start

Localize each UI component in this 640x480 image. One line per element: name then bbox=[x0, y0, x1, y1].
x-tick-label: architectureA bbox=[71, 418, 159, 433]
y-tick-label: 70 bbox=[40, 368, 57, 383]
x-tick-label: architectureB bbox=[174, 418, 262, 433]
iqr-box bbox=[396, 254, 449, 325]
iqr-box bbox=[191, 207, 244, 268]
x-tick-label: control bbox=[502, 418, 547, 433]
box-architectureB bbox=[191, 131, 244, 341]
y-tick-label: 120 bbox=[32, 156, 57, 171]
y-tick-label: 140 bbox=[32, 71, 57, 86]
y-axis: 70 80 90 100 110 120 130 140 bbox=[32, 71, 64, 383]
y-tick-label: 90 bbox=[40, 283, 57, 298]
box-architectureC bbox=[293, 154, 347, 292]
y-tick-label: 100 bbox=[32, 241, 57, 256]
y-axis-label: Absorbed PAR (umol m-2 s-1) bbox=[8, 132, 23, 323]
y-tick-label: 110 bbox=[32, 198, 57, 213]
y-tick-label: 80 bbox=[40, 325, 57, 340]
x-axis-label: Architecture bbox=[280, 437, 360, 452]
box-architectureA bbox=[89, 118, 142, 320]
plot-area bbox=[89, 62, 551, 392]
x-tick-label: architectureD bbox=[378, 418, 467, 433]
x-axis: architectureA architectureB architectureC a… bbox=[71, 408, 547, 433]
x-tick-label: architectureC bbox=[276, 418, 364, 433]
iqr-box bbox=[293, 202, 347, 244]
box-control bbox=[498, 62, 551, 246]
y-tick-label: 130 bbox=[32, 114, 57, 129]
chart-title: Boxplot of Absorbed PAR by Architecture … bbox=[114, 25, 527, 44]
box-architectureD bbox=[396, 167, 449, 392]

end

* [To be done] Reproduce every line of the entries above, swapping each occurrence of "iqr-box" for "quartile-box" and leaving everything else unchanged.

* [Problem solution]
Localize each UI component in this 640x480 image. One line per element: name then bbox=[x0, y0, x1, y1].
x-tick-label: architectureA bbox=[71, 418, 159, 433]
y-tick-label: 70 bbox=[40, 368, 57, 383]
x-tick-label: architectureB bbox=[174, 418, 262, 433]
quartile-box bbox=[396, 254, 449, 325]
quartile-box bbox=[191, 207, 244, 268]
x-tick-label: control bbox=[502, 418, 547, 433]
box-architectureB bbox=[191, 131, 244, 341]
y-tick-label: 120 bbox=[32, 156, 57, 171]
y-tick-label: 140 bbox=[32, 71, 57, 86]
y-axis: 70 80 90 100 110 120 130 140 bbox=[32, 71, 64, 383]
y-tick-label: 90 bbox=[40, 283, 57, 298]
box-architectureC bbox=[293, 154, 347, 292]
y-tick-label: 100 bbox=[32, 241, 57, 256]
y-axis-label: Absorbed PAR (umol m-2 s-1) bbox=[8, 132, 23, 323]
y-tick-label: 110 bbox=[32, 198, 57, 213]
y-tick-label: 80 bbox=[40, 325, 57, 340]
x-axis-label: Architecture bbox=[280, 437, 360, 452]
box-architectureA bbox=[89, 118, 142, 320]
plot-area bbox=[89, 62, 551, 392]
x-tick-label: architectureD bbox=[378, 418, 467, 433]
x-axis: architectureA architectureB architectureC a… bbox=[71, 408, 547, 433]
x-tick-label: architectureC bbox=[276, 418, 364, 433]
quartile-box bbox=[293, 202, 347, 244]
box-control bbox=[498, 62, 551, 246]
y-tick-label: 130 bbox=[32, 114, 57, 129]
chart-title: Boxplot of Absorbed PAR by Architecture … bbox=[114, 25, 527, 44]
box-architectureD bbox=[396, 167, 449, 392]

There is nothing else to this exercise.